**TASK REQUIREMENTS**
Go through the listing and set it down exactly, leaving out its pictures.

● ● ● ● ● ● ●

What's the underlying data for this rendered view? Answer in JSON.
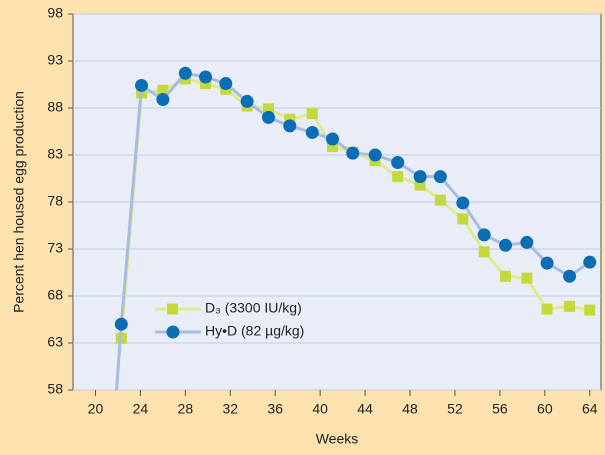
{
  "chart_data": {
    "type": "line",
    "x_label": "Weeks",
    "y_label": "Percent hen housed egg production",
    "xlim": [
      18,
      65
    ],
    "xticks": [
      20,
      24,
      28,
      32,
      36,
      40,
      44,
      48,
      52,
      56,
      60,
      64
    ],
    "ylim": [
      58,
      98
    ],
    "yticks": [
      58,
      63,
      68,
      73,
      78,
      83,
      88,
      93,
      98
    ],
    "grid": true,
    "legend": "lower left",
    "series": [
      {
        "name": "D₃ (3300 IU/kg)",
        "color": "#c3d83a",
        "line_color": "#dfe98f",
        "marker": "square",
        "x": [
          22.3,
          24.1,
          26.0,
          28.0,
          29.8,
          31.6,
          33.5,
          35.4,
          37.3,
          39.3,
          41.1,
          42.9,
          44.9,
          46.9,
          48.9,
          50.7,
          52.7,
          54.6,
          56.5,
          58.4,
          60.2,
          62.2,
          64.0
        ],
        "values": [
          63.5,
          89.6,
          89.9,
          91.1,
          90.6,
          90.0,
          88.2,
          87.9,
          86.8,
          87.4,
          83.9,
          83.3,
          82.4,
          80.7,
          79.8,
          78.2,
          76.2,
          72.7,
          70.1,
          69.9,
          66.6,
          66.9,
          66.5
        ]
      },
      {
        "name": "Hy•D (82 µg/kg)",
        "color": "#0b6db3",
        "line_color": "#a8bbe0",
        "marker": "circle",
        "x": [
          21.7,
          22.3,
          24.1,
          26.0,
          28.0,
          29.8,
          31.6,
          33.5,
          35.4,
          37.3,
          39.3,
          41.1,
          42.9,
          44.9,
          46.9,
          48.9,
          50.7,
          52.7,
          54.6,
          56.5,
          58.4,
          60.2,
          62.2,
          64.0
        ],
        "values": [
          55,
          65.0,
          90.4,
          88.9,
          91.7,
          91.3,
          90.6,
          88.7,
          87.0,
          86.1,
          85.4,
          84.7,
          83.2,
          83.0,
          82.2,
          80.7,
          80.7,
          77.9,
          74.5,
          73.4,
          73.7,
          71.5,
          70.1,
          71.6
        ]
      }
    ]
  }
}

● ● ● ● ● ● ●

**RESPONSE TO THE EXERCISE**
What's the underlying data for this rendered view? Answer in JSON.
{
  "chart_data": {
    "type": "line",
    "x_label": "Weeks",
    "y_label": "Percent hen housed egg production",
    "xlim": [
      18,
      65
    ],
    "xticks": [
      20,
      24,
      28,
      32,
      36,
      40,
      44,
      48,
      52,
      56,
      60,
      64
    ],
    "ylim": [
      58,
      98
    ],
    "yticks": [
      58,
      63,
      68,
      73,
      78,
      83,
      88,
      93,
      98
    ],
    "grid": true,
    "legend": "lower left",
    "series": [
      {
        "name": "D₃ (3300 IU/kg)",
        "color": "#c3d83a",
        "line_color": "#dfe98f",
        "marker": "square",
        "x": [
          22.3,
          24.1,
          26.0,
          28.0,
          29.8,
          31.6,
          33.5,
          35.4,
          37.3,
          39.3,
          41.1,
          42.9,
          44.9,
          46.9,
          48.9,
          50.7,
          52.7,
          54.6,
          56.5,
          58.4,
          60.2,
          62.2,
          64.0
        ],
        "values": [
          63.5,
          89.6,
          89.9,
          91.1,
          90.6,
          90.0,
          88.2,
          87.9,
          86.8,
          87.4,
          83.9,
          83.3,
          82.4,
          80.7,
          79.8,
          78.2,
          76.2,
          72.7,
          70.1,
          69.9,
          66.6,
          66.9,
          66.5
        ]
      },
      {
        "name": "Hy•D (82 µg/kg)",
        "color": "#0b6db3",
        "line_color": "#a8bbe0",
        "marker": "circle",
        "x": [
          21.7,
          22.3,
          24.1,
          26.0,
          28.0,
          29.8,
          31.6,
          33.5,
          35.4,
          37.3,
          39.3,
          41.1,
          42.9,
          44.9,
          46.9,
          48.9,
          50.7,
          52.7,
          54.6,
          56.5,
          58.4,
          60.2,
          62.2,
          64.0
        ],
        "values": [
          55,
          65.0,
          90.4,
          88.9,
          91.7,
          91.3,
          90.6,
          88.7,
          87.0,
          86.1,
          85.4,
          84.7,
          83.2,
          83.0,
          82.2,
          80.7,
          80.7,
          77.9,
          74.5,
          73.4,
          73.7,
          71.5,
          70.1,
          71.6
        ]
      }
    ]
  }
}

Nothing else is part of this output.